> [GOAL OF THE EXERCISE]:
Wherever the string "вашому" occurs in a line of these records, report that line.

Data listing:
- - - - - - -

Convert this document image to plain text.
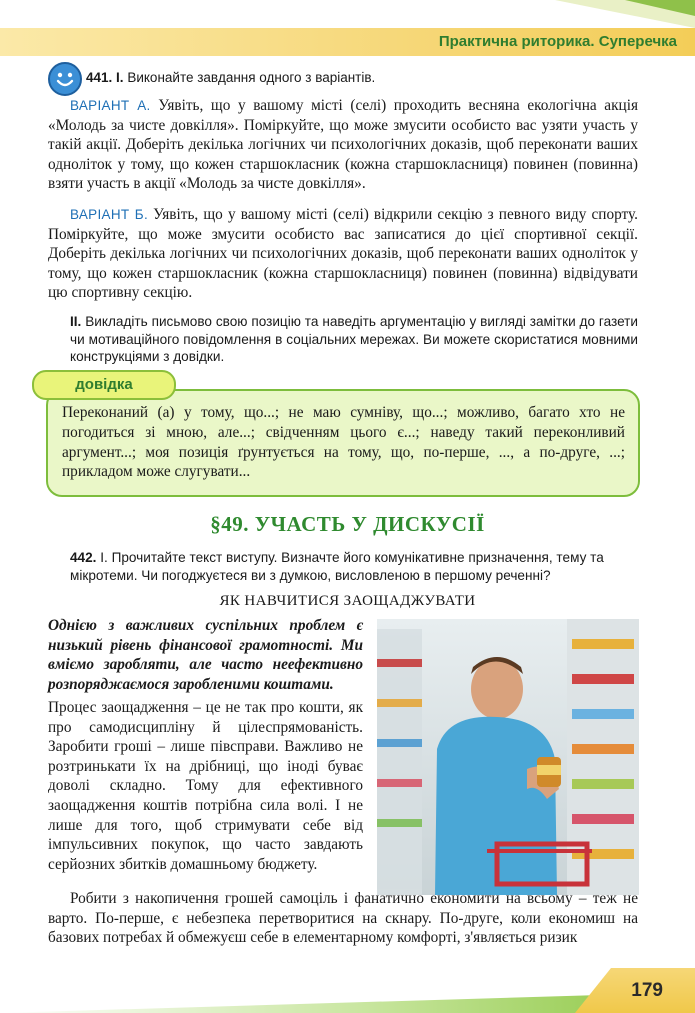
Практична риторика. Суперечка
441. I. Виконайте завдання одного з варіантів.
ВАРІАНТ А. Уявіть, що у вашому місті (селі) проходить весняна екологічна акція «Молодь за чисте довкілля». Поміркуйте, що може змусити особисто вас узяти участь у такій акції. Доберіть декілька логічних чи психологічних доказів, щоб переконати ваших одноліток у тому, що кожен старшокласник (кожна старшокласниця) повинен (повинна) взяти участь в акції «Молодь за чисте довкілля».
ВАРІАНТ Б. Уявіть, що у вашому місті (селі) відкрили секцію з певного виду спорту. Поміркуйте, що може змусити особисто вас записатися до цієї спортивної секції. Доберіть декілька логічних чи психологічних доказів, щоб переконати ваших одноліток у тому, що кожен старшокласник (кожна старшокласниця) повинен (повинна) відвідувати цю спортивну секцію.
II. Викладіть письмово свою позицію та наведіть аргументацію у вигляді замітки до газети чи мотиваційного повідомлення в соціальних мережах. Ви можете скористатися мовними конструкціями з довідки.
довідка
Переконаний (а) у тому, що...; не маю сумніву, що...; можливо, багато хто не погодиться зі мною, але...; свідченням цього є...; наведу такий переконливий аргумент...; моя позиція ґрунтується на тому, що, по-перше, ..., а по-друге, ...; прикладом може слугувати...
§49. УЧАСТЬ У ДИСКУСІЇ
442. I. Прочитайте текст виступу. Визначте його комунікативне призначення, тему та мікротеми. Чи погоджуєтеся ви з думкою, висловленою в першому реченні?
ЯК НАВЧИТИСЯ ЗАОЩАДЖУВАТИ
Однією з важливих суспільних проблем є низький рівень фінансової грамотності. Ми вміємо заробляти, але часто неефективно розпоряджаємося заробленими коштами.
Процес заощадження – це не так про кошти, як про самодисципліну й цілеспрямованість. Заробити гроші – лише півсправи. Важливо не розтринькати їх на дрібниці, що іноді буває доволі складно. Тому для ефективного заощадження коштів потрібна сила волі. І не лише для того, щоб стримувати себе від імпульсивних покупок, що часто завдають серйозних збитків домашньому бюджету.
Робити з накопичення грошей самоціль і фанатично економити на всьому – теж не варто. По-перше, є небезпека перетворитися на скнару. По-друге, коли економиш на базових потребах й обмежуєш себе в елементарному комфорті, з'являється ризик
179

- - - - - - -

> [OUTPUT FOR THIS EXERCISE]:
ВАРІАНТ А. Уявіть, що у вашому місті (селі) проходить весняна екологічна акція «Молодь за чисте довкілля». Поміркуйте, що може змусити особисто вас узяти участь у такій акції. Доберіть декілька логічних чи психологічних доказів, щоб переконати ваших одноліток у тому, що кожен старшокласник (кожна старшокласниця) повинен (повинна) взяти участь в акції «Молодь за чисте довкілля».
ВАРІАНТ Б. Уявіть, що у вашому місті (селі) відкрили секцію з певного виду спорту. Поміркуйте, що може змусити особисто вас записатися до цієї спортивної секції. Доберіть декілька логічних чи психологічних доказів, щоб переконати ваших одноліток у тому, що кожен старшокласник (кожна старшокласниця) повинен (повинна) відвідувати цю спортивну секцію.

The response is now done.